| SET TASK |
Extract every line below that contains the word "color".

── DATA SECTION

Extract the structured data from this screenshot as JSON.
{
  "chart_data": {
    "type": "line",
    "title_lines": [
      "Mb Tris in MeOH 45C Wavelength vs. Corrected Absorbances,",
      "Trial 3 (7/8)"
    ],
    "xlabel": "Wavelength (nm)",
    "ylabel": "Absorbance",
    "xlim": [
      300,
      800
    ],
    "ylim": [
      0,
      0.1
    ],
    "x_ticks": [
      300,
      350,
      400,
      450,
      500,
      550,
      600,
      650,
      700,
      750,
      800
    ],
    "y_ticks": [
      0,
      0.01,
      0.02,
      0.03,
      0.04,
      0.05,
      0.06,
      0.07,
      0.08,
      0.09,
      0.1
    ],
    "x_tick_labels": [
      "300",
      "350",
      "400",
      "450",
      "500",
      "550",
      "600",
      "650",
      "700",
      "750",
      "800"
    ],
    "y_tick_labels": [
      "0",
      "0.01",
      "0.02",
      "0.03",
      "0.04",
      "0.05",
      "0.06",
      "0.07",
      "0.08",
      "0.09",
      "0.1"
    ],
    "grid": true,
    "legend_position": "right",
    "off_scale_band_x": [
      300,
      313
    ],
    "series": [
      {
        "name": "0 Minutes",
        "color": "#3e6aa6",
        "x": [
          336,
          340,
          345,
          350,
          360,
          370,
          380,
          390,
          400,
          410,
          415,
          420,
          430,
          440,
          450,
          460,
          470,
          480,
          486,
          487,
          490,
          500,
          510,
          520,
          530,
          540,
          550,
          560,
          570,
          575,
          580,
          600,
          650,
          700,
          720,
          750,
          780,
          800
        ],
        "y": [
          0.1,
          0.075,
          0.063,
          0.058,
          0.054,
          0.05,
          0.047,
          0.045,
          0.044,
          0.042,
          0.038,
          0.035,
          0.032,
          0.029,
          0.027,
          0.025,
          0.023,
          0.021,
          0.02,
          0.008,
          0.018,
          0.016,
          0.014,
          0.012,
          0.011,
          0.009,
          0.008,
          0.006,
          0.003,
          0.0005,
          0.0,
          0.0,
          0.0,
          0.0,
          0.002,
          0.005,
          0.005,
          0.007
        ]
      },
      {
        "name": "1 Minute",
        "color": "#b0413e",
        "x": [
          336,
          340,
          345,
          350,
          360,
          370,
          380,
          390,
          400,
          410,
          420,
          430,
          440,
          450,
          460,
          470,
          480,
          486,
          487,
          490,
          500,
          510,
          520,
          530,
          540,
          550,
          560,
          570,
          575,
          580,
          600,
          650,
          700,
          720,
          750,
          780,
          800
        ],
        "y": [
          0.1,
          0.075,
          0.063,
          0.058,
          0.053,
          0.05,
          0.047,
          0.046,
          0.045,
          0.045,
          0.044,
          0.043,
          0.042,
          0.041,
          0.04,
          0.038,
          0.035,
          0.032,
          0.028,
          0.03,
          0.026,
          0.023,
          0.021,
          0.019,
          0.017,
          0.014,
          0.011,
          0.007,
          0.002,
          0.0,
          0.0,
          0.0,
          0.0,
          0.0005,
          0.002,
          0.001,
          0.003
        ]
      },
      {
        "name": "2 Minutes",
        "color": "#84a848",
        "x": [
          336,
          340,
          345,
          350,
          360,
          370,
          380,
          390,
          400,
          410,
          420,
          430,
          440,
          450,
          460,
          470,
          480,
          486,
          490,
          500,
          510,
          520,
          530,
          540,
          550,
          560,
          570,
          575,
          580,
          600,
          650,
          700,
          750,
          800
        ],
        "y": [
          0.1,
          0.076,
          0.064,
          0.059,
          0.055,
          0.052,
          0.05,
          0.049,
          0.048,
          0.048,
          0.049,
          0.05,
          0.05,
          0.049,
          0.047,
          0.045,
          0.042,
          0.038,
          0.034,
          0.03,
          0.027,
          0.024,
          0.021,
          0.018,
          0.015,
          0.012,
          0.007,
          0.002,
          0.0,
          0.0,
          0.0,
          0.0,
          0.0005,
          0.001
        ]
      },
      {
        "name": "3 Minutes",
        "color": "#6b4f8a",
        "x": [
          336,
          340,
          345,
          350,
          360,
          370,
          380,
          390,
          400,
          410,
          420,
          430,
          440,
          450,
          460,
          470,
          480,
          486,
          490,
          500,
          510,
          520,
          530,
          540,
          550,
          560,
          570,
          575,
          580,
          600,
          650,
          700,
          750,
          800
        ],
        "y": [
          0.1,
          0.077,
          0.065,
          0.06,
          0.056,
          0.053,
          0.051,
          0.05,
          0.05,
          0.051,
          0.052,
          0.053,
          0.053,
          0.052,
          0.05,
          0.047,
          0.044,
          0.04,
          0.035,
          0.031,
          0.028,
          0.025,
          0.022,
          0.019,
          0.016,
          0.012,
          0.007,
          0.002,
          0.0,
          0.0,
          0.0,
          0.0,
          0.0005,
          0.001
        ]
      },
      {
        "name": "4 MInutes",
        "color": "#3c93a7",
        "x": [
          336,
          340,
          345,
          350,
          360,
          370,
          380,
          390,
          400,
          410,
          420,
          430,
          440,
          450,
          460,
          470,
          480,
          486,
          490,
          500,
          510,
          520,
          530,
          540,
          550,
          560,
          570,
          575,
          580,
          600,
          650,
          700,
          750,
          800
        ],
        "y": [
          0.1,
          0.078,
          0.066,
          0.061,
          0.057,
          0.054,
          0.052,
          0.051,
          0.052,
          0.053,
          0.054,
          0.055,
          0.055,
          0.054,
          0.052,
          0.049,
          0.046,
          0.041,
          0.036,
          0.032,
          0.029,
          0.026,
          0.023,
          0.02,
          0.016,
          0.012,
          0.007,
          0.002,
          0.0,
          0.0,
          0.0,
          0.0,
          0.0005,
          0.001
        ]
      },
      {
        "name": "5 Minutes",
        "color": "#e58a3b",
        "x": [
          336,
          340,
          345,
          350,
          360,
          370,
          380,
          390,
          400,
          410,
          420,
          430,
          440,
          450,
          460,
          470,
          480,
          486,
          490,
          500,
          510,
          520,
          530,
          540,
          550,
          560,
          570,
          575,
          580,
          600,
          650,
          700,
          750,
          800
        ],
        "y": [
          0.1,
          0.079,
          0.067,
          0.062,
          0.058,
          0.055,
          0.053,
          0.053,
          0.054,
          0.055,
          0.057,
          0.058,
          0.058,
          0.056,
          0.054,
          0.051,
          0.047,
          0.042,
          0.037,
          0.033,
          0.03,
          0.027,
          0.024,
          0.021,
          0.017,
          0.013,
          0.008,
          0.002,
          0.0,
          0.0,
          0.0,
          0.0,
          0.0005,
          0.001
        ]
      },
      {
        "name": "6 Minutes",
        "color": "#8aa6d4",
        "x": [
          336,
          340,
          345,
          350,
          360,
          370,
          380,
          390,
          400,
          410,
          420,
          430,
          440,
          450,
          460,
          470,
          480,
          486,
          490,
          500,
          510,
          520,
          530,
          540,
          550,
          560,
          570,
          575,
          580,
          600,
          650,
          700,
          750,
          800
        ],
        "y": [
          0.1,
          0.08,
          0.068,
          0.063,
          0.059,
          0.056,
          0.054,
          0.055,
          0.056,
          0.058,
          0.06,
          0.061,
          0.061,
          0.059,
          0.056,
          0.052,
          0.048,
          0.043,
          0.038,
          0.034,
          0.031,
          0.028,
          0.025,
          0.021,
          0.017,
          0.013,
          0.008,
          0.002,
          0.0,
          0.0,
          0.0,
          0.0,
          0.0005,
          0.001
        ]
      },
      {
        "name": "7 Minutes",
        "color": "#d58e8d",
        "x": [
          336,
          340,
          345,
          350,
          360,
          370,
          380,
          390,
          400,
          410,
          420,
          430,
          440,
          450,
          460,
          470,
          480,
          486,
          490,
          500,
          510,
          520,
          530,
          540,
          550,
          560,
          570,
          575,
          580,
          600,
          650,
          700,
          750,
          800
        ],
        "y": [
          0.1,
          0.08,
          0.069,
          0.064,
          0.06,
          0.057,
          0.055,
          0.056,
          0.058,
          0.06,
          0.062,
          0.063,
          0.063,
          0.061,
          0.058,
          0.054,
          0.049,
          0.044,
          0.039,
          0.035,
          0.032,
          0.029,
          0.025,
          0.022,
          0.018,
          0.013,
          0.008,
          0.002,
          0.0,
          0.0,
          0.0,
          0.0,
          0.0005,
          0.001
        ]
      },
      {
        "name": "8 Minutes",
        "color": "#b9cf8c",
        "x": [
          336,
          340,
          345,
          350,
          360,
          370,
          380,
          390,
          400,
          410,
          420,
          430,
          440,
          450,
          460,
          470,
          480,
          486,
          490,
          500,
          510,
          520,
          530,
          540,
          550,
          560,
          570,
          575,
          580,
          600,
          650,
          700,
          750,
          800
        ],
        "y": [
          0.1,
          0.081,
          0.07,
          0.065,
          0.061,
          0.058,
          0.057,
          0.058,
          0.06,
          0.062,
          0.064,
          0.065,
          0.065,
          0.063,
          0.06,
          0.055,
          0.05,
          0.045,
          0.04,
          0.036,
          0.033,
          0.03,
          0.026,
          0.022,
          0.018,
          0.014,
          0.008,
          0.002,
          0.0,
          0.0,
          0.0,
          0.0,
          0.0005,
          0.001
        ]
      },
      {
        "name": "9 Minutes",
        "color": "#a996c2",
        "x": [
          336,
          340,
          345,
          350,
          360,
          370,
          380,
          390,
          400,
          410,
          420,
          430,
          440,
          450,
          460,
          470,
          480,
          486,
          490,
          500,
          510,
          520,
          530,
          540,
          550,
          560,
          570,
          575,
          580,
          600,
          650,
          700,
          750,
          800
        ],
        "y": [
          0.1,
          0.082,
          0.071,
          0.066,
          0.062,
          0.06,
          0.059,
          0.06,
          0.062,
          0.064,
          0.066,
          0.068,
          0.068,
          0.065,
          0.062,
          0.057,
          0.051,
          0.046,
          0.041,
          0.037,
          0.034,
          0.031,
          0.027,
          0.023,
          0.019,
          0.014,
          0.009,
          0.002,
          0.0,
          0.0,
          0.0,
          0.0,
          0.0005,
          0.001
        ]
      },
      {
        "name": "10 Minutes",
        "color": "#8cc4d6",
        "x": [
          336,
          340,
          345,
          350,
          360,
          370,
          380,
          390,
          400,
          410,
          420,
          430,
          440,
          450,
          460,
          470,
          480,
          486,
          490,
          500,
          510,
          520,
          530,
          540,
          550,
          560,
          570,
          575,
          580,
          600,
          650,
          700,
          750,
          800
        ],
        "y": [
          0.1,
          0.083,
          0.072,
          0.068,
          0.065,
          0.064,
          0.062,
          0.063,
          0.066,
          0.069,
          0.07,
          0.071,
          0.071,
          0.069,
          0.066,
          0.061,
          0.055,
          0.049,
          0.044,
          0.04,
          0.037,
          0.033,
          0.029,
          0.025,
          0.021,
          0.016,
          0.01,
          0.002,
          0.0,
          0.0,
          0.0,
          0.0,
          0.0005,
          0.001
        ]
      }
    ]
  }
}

────

| THE OUTPUT |
        "color": "#3e6aa6",
        "color": "#b0413e",
        "color": "#84a848",
        "color": "#6b4f8a",
        "color": "#3c93a7",
        "color": "#e58a3b",
        "color": "#8aa6d4",
        "color": "#d58e8d",
        "color": "#b9cf8c",
        "color": "#a996c2",
        "color": "#8cc4d6",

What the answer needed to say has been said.